• _THE EXERCISE_: Copy the material word for word, from the line with "y-tick-label: 35 [48,70,62,85]" to the line with "series-line [69,55,906,546]".

• _SUPPLIED MATERIAL_:
§
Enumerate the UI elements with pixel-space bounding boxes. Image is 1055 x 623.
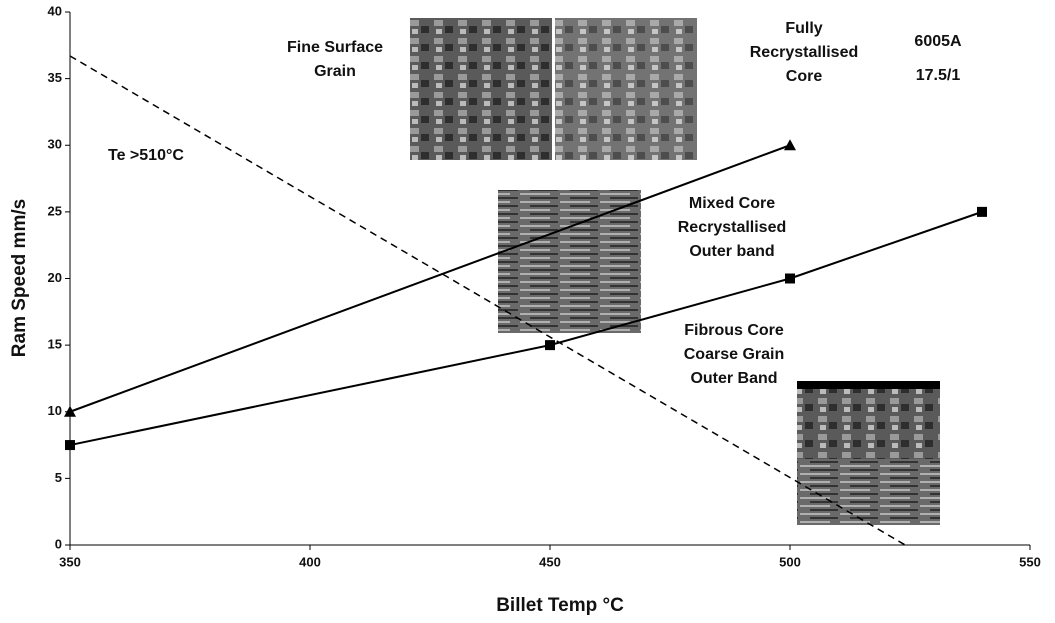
y-tick-label: 35 [48,70,62,85]
annotation: Fine Surface Grain [287,39,383,80]
y-tick-label: 40 [48,3,62,18]
marker [785,273,795,284]
annotation-text: 17.5/1 [916,67,961,84]
annotation-text: Mixed Core [689,195,775,212]
annotation-text: Coarse Grain [684,346,784,363]
annotation-text: Fibrous Core [684,322,784,339]
y-tick-label: 10 [48,403,62,418]
annotation-text: Fine Surface [287,39,383,56]
annotation-text: 6005A [914,33,962,50]
annotation: Fully Recrystallised Core [750,20,859,85]
y-tick-label: 25 [48,203,62,218]
y-tick-label: 30 [48,137,62,152]
series-line [69,210,983,447]
annotation: 17.5/1 [916,67,961,84]
annotation-text: Outer Band [690,370,777,387]
y-tick-label: 15 [48,337,62,352]
marker [545,340,555,351]
y-tick-label: 5 [55,470,62,485]
marker [977,206,987,217]
y-axis-title: Ram Speed mm/s [9,199,30,357]
x-tick-label: 400 [299,554,321,569]
marker [65,440,75,451]
micrograph [410,18,552,160]
marker [64,405,76,417]
micrograph [797,389,940,459]
series-line [69,144,791,413]
micrograph [797,459,940,525]
micrograph-band [797,381,940,389]
marker [784,139,796,151]
y-tick-label: 20 [48,270,62,285]
x-axis-title: Billet Temp °C [496,595,624,616]
micrograph [498,190,641,333]
x-tick-label: 350 [59,554,81,569]
micrographs [410,18,940,525]
annotation: Te >510°C [108,147,184,164]
annotation-text: Recrystallised [678,219,787,236]
micrograph [555,18,697,160]
annotation: Fibrous Core Coarse Grain Outer Band [684,322,784,387]
x-tick-label: 550 [1019,554,1041,569]
annotation-text: Recrystallised [750,44,859,61]
x-tick-label: 450 [539,554,561,569]
series-line [69,55,906,546]
annotation-text: Core [786,68,823,85]
annotation-text: Te >510°C [108,147,184,164]
annotation-text: Fully [785,20,822,37]
y-tick-label: 0 [55,536,62,551]
annotation-text: Grain [314,63,356,80]
annotation: Mixed Core Recrystallised Outer band [678,195,787,260]
annotation: 6005A [914,33,962,50]
annotation-text: Outer band [689,243,774,260]
x-tick-label: 500 [779,554,801,569]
§
• _THE ANSWER_:
y-tick-label: 35 [48,70,62,85]
annotation: Fine Surface Grain [287,39,383,80]
y-tick-label: 40 [48,3,62,18]
marker [785,273,795,284]
annotation-text: 17.5/1 [916,67,961,84]
annotation-text: Mixed Core [689,195,775,212]
annotation-text: Coarse Grain [684,346,784,363]
annotation-text: Fibrous Core [684,322,784,339]
y-tick-label: 10 [48,403,62,418]
annotation-text: Fine Surface [287,39,383,56]
annotation-text: 6005A [914,33,962,50]
annotation: Fully Recrystallised Core [750,20,859,85]
y-tick-label: 25 [48,203,62,218]
y-tick-label: 30 [48,137,62,152]
series-line [69,210,983,447]
annotation: 17.5/1 [916,67,961,84]
annotation-text: Outer Band [690,370,777,387]
y-tick-label: 15 [48,337,62,352]
marker [545,340,555,351]
y-tick-label: 5 [55,470,62,485]
marker [977,206,987,217]
y-axis-title: Ram Speed mm/s [9,199,30,357]
x-tick-label: 400 [299,554,321,569]
marker [65,440,75,451]
micrograph [410,18,552,160]
marker [64,405,76,417]
micrograph [797,389,940,459]
series-line [69,144,791,413]
micrograph [797,459,940,525]
micrograph-band [797,381,940,389]
marker [784,139,796,151]
y-tick-label: 20 [48,270,62,285]
x-axis-title: Billet Temp °C [496,595,624,616]
micrograph [498,190,641,333]
x-tick-label: 350 [59,554,81,569]
micrographs [410,18,940,525]
annotation: Te >510°C [108,147,184,164]
annotation-text: Recrystallised [678,219,787,236]
micrograph [555,18,697,160]
annotation: Fibrous Core Coarse Grain Outer Band [684,322,784,387]
x-tick-label: 550 [1019,554,1041,569]
annotation-text: Recrystallised [750,44,859,61]
x-tick-label: 450 [539,554,561,569]
series-line [69,55,906,546]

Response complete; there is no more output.